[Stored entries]
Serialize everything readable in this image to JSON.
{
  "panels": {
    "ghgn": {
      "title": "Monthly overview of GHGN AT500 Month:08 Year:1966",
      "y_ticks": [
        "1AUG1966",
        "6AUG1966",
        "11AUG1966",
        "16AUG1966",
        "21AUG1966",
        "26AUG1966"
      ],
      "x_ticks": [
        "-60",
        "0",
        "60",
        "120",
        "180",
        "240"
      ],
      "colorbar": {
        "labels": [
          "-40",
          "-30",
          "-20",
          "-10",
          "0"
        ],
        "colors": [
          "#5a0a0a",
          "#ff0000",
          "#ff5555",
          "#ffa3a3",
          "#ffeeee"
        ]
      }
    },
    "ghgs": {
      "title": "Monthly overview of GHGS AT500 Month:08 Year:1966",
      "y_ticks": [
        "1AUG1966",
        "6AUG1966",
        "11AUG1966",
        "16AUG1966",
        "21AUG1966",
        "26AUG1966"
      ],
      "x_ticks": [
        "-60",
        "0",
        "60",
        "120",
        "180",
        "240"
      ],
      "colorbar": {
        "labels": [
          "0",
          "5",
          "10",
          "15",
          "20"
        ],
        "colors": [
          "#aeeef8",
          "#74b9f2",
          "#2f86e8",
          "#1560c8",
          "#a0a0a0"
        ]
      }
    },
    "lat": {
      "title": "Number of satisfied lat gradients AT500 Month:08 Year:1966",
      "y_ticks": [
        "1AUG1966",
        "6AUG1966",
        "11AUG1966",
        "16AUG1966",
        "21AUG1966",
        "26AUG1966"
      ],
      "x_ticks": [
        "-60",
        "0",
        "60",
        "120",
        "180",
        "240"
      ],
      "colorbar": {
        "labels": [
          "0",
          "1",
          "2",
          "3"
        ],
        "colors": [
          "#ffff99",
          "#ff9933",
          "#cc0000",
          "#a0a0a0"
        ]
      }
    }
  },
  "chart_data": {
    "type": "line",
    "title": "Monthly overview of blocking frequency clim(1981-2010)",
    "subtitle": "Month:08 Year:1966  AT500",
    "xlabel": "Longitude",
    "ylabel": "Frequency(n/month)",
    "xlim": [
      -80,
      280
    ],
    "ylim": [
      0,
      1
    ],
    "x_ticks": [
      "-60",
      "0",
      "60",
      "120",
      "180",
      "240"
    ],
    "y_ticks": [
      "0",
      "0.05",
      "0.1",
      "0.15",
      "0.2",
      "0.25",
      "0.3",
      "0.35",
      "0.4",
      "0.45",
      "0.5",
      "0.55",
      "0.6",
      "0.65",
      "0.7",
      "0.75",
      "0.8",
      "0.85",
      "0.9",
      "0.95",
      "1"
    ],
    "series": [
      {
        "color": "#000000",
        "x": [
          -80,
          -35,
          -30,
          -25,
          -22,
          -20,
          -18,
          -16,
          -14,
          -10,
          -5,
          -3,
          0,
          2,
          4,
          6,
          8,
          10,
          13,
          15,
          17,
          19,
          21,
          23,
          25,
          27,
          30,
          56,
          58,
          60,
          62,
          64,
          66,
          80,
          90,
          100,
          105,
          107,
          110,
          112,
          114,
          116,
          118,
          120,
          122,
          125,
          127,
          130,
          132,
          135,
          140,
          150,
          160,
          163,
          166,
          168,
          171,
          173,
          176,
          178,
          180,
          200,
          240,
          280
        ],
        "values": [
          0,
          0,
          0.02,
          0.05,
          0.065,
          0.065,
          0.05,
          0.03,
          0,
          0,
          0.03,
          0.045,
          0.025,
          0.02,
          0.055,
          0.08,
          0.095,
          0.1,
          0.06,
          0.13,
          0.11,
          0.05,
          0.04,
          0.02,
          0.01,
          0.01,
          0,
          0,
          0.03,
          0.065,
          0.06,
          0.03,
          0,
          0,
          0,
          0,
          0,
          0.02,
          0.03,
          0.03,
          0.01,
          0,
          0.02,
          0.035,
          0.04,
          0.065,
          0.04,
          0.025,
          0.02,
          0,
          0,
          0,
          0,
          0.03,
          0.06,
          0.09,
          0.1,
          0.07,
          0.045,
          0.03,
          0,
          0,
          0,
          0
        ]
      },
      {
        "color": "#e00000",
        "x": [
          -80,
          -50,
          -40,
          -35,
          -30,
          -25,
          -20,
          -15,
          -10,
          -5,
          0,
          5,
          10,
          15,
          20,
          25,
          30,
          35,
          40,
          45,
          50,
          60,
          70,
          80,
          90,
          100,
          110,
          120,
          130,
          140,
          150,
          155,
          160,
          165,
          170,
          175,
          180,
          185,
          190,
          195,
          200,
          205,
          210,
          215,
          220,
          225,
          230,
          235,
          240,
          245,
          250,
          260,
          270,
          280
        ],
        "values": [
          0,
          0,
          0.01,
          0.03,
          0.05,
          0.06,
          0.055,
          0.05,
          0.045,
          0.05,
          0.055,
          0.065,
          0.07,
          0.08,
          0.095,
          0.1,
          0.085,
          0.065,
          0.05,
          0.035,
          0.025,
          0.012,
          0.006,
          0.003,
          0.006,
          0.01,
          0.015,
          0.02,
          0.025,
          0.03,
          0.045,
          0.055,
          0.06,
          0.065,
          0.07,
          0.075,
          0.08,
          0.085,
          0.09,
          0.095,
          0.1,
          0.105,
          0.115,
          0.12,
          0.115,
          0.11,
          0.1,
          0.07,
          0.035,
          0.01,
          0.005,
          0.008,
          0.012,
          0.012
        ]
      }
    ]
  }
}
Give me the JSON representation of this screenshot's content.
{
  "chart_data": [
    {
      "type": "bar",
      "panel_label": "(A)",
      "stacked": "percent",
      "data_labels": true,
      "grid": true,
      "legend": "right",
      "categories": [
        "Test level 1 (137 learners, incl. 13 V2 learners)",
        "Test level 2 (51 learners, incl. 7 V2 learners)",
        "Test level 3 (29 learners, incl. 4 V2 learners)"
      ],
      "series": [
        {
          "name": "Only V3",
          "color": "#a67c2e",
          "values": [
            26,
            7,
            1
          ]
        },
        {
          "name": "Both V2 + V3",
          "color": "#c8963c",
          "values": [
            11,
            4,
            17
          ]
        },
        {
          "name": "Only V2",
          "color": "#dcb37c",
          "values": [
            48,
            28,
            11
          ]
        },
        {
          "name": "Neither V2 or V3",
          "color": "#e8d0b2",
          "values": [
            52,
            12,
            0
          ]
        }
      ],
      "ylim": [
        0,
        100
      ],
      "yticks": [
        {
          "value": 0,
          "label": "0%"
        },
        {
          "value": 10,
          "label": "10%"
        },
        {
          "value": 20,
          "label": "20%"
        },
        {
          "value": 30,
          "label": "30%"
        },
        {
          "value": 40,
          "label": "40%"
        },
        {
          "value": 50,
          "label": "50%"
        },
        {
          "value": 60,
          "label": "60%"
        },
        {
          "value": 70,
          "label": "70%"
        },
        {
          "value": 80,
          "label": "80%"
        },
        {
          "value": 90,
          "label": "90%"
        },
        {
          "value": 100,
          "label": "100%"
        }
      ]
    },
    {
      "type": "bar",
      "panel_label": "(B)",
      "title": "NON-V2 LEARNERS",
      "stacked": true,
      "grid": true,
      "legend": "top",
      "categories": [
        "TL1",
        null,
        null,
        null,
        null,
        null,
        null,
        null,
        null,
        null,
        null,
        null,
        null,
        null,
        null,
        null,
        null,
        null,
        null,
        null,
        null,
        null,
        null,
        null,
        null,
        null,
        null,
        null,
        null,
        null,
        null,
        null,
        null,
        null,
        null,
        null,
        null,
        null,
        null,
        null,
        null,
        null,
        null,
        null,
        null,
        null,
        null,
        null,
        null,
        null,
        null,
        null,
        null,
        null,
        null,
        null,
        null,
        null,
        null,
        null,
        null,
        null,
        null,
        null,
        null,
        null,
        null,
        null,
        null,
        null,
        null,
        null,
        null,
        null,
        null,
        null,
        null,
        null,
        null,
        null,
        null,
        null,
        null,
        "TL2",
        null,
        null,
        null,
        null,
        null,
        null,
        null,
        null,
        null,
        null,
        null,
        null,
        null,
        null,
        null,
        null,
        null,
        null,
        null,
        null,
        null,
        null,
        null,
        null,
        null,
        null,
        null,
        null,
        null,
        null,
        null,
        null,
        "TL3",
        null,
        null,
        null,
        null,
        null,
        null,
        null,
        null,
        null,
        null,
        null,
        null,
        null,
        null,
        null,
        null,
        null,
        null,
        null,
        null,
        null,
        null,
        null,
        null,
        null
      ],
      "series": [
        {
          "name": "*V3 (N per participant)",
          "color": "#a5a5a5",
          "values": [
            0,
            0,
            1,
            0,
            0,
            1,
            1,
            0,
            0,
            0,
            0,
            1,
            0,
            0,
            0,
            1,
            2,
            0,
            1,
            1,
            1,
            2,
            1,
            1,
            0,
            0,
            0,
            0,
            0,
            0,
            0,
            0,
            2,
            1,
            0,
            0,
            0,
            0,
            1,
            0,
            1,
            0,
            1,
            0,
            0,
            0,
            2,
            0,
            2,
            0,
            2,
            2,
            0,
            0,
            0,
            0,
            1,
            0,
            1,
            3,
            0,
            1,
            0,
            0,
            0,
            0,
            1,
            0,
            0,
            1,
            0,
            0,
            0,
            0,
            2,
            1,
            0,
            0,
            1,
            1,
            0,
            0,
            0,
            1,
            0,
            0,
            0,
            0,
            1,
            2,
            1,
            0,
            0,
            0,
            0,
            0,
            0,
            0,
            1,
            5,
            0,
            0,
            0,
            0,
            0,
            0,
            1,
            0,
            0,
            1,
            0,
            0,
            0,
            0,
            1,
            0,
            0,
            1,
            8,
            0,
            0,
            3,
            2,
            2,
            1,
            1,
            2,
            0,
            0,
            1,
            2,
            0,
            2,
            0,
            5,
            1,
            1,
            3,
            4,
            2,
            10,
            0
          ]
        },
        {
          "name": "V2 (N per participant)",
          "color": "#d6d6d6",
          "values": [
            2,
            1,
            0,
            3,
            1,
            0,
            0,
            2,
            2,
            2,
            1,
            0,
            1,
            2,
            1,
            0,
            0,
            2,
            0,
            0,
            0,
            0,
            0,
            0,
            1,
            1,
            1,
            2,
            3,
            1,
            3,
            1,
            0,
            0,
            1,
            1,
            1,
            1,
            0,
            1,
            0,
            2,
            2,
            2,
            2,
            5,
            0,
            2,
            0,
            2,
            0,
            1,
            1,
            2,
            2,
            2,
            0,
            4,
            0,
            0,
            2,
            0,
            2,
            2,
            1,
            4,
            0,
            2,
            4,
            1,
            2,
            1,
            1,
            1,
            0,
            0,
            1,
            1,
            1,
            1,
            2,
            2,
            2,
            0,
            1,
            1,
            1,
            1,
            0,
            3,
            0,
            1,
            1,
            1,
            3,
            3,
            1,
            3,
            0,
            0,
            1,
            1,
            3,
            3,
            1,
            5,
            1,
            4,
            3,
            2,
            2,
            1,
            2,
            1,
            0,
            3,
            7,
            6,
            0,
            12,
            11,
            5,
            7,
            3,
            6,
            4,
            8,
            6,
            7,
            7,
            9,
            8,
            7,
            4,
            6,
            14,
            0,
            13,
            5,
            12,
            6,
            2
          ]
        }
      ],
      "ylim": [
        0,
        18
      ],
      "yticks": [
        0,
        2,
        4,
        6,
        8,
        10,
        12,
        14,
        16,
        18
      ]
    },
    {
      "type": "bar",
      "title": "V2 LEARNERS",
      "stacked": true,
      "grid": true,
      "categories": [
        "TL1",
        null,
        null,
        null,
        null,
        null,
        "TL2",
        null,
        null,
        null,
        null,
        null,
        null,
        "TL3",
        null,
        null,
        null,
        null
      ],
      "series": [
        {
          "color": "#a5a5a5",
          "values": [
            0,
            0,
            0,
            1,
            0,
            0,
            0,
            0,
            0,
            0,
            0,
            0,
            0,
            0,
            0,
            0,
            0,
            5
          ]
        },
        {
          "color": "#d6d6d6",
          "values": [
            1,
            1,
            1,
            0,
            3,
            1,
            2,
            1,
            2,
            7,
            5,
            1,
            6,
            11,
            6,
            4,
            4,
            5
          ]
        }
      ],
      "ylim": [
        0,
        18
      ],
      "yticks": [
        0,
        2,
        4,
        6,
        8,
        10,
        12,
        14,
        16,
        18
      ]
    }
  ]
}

*TASK OBJECTIVE*: Filter for "JSON". Return all lines that hold it.

*SOLUTION FOR THIS PROBLEM*:
Serialize everything readable in this image to JSON.
Give me the JSON representation of this screenshot's content.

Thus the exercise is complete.